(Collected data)
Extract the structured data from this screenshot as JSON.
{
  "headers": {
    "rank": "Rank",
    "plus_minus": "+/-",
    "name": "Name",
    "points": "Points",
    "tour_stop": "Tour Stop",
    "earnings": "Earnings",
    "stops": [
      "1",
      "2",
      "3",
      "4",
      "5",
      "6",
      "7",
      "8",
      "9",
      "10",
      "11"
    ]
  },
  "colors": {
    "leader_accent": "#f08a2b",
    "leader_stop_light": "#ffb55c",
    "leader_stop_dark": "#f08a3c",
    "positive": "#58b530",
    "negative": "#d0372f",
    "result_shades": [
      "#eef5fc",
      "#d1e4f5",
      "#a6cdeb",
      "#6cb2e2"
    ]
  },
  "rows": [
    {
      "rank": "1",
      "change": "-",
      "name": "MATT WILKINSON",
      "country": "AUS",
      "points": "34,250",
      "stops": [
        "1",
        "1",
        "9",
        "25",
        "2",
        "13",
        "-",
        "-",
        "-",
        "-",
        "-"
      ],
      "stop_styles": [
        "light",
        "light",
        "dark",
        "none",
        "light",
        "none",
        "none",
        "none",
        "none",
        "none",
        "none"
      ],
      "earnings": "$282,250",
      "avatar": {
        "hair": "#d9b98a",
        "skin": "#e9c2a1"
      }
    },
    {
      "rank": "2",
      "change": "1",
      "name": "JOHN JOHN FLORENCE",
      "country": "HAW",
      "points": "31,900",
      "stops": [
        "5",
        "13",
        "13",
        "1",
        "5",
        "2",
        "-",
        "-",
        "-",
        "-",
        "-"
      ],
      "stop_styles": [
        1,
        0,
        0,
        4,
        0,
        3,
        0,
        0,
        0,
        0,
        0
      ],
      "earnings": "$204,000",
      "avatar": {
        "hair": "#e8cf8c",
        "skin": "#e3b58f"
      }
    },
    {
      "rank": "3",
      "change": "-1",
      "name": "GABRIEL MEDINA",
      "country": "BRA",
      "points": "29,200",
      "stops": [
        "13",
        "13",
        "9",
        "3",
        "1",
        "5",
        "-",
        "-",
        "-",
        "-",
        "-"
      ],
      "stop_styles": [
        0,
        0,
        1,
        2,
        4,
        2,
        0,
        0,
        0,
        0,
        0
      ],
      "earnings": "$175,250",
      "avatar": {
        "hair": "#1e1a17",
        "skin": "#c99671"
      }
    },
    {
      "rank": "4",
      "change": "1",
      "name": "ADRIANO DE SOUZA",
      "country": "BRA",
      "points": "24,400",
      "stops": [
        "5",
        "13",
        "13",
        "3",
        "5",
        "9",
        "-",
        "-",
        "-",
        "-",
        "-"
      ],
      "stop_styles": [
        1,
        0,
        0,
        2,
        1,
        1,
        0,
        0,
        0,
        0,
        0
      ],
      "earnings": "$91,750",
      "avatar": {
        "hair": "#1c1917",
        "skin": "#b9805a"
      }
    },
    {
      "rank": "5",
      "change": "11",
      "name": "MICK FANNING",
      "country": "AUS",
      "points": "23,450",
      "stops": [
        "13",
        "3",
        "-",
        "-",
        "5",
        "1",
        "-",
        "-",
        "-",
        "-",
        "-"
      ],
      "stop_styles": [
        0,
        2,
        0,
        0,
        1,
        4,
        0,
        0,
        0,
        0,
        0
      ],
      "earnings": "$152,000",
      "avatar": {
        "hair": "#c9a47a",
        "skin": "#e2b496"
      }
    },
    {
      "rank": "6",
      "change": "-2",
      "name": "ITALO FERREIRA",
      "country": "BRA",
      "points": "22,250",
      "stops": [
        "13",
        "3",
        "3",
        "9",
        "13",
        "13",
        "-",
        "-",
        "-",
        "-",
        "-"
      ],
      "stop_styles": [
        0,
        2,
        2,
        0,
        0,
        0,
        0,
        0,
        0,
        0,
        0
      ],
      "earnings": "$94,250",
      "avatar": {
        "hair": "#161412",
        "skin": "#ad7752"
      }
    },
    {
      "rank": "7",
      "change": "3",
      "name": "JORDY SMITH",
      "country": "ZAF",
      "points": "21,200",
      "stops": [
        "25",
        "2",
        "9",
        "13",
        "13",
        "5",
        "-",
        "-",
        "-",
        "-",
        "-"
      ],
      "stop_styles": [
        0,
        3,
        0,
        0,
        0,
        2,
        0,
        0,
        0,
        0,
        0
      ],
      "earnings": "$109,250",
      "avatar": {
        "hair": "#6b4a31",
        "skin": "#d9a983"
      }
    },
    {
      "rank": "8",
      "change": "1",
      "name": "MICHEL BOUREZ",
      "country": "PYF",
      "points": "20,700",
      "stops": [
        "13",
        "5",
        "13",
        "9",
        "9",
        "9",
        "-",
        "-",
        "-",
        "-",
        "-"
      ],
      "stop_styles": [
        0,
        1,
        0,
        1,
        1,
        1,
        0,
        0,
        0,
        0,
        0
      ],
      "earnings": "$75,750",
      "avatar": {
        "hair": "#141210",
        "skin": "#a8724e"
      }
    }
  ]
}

*Aim of the exercise*
Exactly reproduce the material above.

*Right answer*
Extract the structured data from this screenshot as JSON.
{
  "headers": {
    "rank": "Rank",
    "plus_minus": "+/-",
    "name": "Name",
    "points": "Points",
    "tour_stop": "Tour Stop",
    "earnings": "Earnings",
    "stops": [
      "1",
      "2",
      "3",
      "4",
      "5",
      "6",
      "7",
      "8",
      "9",
      "10",
      "11"
    ]
  },
  "colors": {
    "leader_accent": "#f08a2b",
    "leader_stop_light": "#ffb55c",
    "leader_stop_dark": "#f08a3c",
    "positive": "#58b530",
    "negative": "#d0372f",
    "result_shades": [
      "#eef5fc",
      "#d1e4f5",
      "#a6cdeb",
      "#6cb2e2"
    ]
  },
  "rows": [
    {
      "rank": "1",
      "change": "-",
      "name": "MATT WILKINSON",
      "country": "AUS",
      "points": "34,250",
      "stops": [
        "1",
        "1",
        "9",
        "25",
        "2",
        "13",
        "-",
        "-",
        "-",
        "-",
        "-"
      ],
      "stop_styles": [
        "light",
        "light",
        "dark",
        "none",
        "light",
        "none",
        "none",
        "none",
        "none",
        "none",
        "none"
      ],
      "earnings": "$282,250",
      "avatar": {
        "hair": "#d9b98a",
        "skin": "#e9c2a1"
      }
    },
    {
      "rank": "2",
      "change": "1",
      "name": "JOHN JOHN FLORENCE",
      "country": "HAW",
      "points": "31,900",
      "stops": [
        "5",
        "13",
        "13",
        "1",
        "5",
        "2",
        "-",
        "-",
        "-",
        "-",
        "-"
      ],
      "stop_styles": [
        1,
        0,
        0,
        4,
        0,
        3,
        0,
        0,
        0,
        0,
        0
      ],
      "earnings": "$204,000",
      "avatar": {
        "hair": "#e8cf8c",
        "skin": "#e3b58f"
      }
    },
    {
      "rank": "3",
      "change": "-1",
      "name": "GABRIEL MEDINA",
      "country": "BRA",
      "points": "29,200",
      "stops": [
        "13",
        "13",
        "9",
        "3",
        "1",
        "5",
        "-",
        "-",
        "-",
        "-",
        "-"
      ],
      "stop_styles": [
        0,
        0,
        1,
        2,
        4,
        2,
        0,
        0,
        0,
        0,
        0
      ],
      "earnings": "$175,250",
      "avatar": {
        "hair": "#1e1a17",
        "skin": "#c99671"
      }
    },
    {
      "rank": "4",
      "change": "1",
      "name": "ADRIANO DE SOUZA",
      "country": "BRA",
      "points": "24,400",
      "stops": [
        "5",
        "13",
        "13",
        "3",
        "5",
        "9",
        "-",
        "-",
        "-",
        "-",
        "-"
      ],
      "stop_styles": [
        1,
        0,
        0,
        2,
        1,
        1,
        0,
        0,
        0,
        0,
        0
      ],
      "earnings": "$91,750",
      "avatar": {
        "hair": "#1c1917",
        "skin": "#b9805a"
      }
    },
    {
      "rank": "5",
      "change": "11",
      "name": "MICK FANNING",
      "country": "AUS",
      "points": "23,450",
      "stops": [
        "13",
        "3",
        "-",
        "-",
        "5",
        "1",
        "-",
        "-",
        "-",
        "-",
        "-"
      ],
      "stop_styles": [
        0,
        2,
        0,
        0,
        1,
        4,
        0,
        0,
        0,
        0,
        0
      ],
      "earnings": "$152,000",
      "avatar": {
        "hair": "#c9a47a",
        "skin": "#e2b496"
      }
    },
    {
      "rank": "6",
      "change": "-2",
      "name": "ITALO FERREIRA",
      "country": "BRA",
      "points": "22,250",
      "stops": [
        "13",
        "3",
        "3",
        "9",
        "13",
        "13",
        "-",
        "-",
        "-",
        "-",
        "-"
      ],
      "stop_styles": [
        0,
        2,
        2,
        0,
        0,
        0,
        0,
        0,
        0,
        0,
        0
      ],
      "earnings": "$94,250",
      "avatar": {
        "hair": "#161412",
        "skin": "#ad7752"
      }
    },
    {
      "rank": "7",
      "change": "3",
      "name": "JORDY SMITH",
      "country": "ZAF",
      "points": "21,200",
      "stops": [
        "25",
        "2",
        "9",
        "13",
        "13",
        "5",
        "-",
        "-",
        "-",
        "-",
        "-"
      ],
      "stop_styles": [
        0,
        3,
        0,
        0,
        0,
        2,
        0,
        0,
        0,
        0,
        0
      ],
      "earnings": "$109,250",
      "avatar": {
        "hair": "#6b4a31",
        "skin": "#d9a983"
      }
    },
    {
      "rank": "8",
      "change": "1",
      "name": "MICHEL BOUREZ",
      "country": "PYF",
      "points": "20,700",
      "stops": [
        "13",
        "5",
        "13",
        "9",
        "9",
        "9",
        "-",
        "-",
        "-",
        "-",
        "-"
      ],
      "stop_styles": [
        0,
        1,
        0,
        1,
        1,
        1,
        0,
        0,
        0,
        0,
        0
      ],
      "earnings": "$75,750",
      "avatar": {
        "hair": "#141210",
        "skin": "#a8724e"
      }
    }
  ]
}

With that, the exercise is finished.